• **What you have to do**
Scan the entries below and extract each line with the word "Paramètres" in it.

------ Supplied data

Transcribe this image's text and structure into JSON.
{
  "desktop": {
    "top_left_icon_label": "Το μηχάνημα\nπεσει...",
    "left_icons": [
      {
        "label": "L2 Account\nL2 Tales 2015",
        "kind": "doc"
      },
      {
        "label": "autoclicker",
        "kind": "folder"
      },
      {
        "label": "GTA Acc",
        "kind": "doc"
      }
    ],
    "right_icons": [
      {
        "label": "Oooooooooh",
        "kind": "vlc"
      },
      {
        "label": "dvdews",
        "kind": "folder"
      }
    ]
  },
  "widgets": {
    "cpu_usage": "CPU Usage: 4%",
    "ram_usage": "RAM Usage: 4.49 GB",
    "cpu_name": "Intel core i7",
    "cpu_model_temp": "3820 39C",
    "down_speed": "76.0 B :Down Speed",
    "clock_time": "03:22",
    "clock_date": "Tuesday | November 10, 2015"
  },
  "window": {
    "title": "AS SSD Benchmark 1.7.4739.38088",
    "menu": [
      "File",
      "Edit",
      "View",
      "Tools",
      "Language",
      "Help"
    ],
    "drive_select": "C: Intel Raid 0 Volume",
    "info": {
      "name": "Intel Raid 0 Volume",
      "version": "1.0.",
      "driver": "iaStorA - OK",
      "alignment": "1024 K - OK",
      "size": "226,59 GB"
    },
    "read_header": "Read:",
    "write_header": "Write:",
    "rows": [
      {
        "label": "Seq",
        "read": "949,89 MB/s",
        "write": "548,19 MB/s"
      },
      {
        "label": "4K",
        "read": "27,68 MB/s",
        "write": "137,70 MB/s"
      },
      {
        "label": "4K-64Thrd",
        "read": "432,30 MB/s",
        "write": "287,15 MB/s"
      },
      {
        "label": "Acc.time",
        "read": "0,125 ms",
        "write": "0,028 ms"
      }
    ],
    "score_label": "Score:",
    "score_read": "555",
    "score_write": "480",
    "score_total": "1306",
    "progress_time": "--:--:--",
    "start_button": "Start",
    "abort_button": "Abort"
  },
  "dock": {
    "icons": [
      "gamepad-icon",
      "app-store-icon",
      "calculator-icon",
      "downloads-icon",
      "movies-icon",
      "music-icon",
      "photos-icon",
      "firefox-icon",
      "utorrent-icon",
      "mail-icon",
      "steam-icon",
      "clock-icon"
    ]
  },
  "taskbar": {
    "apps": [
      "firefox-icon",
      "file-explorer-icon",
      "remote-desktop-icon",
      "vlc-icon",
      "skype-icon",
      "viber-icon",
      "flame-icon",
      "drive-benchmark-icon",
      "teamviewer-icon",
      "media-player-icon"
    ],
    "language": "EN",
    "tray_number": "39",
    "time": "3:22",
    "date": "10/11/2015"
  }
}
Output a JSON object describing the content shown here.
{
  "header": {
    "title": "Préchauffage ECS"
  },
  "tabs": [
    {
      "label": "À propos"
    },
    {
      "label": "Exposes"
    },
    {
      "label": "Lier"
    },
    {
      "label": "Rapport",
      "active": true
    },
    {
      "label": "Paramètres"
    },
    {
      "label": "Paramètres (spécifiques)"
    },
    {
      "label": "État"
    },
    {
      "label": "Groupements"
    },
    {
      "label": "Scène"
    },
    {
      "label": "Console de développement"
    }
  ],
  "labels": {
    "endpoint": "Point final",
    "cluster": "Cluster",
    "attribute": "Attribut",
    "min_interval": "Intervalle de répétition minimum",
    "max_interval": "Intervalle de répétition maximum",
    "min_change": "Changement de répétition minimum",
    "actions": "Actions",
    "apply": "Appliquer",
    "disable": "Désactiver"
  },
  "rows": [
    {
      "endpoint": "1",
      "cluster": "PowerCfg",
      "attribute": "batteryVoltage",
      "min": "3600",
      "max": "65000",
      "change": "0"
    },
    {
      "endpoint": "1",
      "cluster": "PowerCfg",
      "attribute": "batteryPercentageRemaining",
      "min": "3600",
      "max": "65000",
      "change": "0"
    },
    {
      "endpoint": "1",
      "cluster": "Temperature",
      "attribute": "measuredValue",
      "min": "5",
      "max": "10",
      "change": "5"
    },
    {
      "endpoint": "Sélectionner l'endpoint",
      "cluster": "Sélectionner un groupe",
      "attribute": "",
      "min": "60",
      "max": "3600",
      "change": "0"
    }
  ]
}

------------

• **Solution below**
      "label": "Paramètres"
      "label": "Paramètres (spécifiques)"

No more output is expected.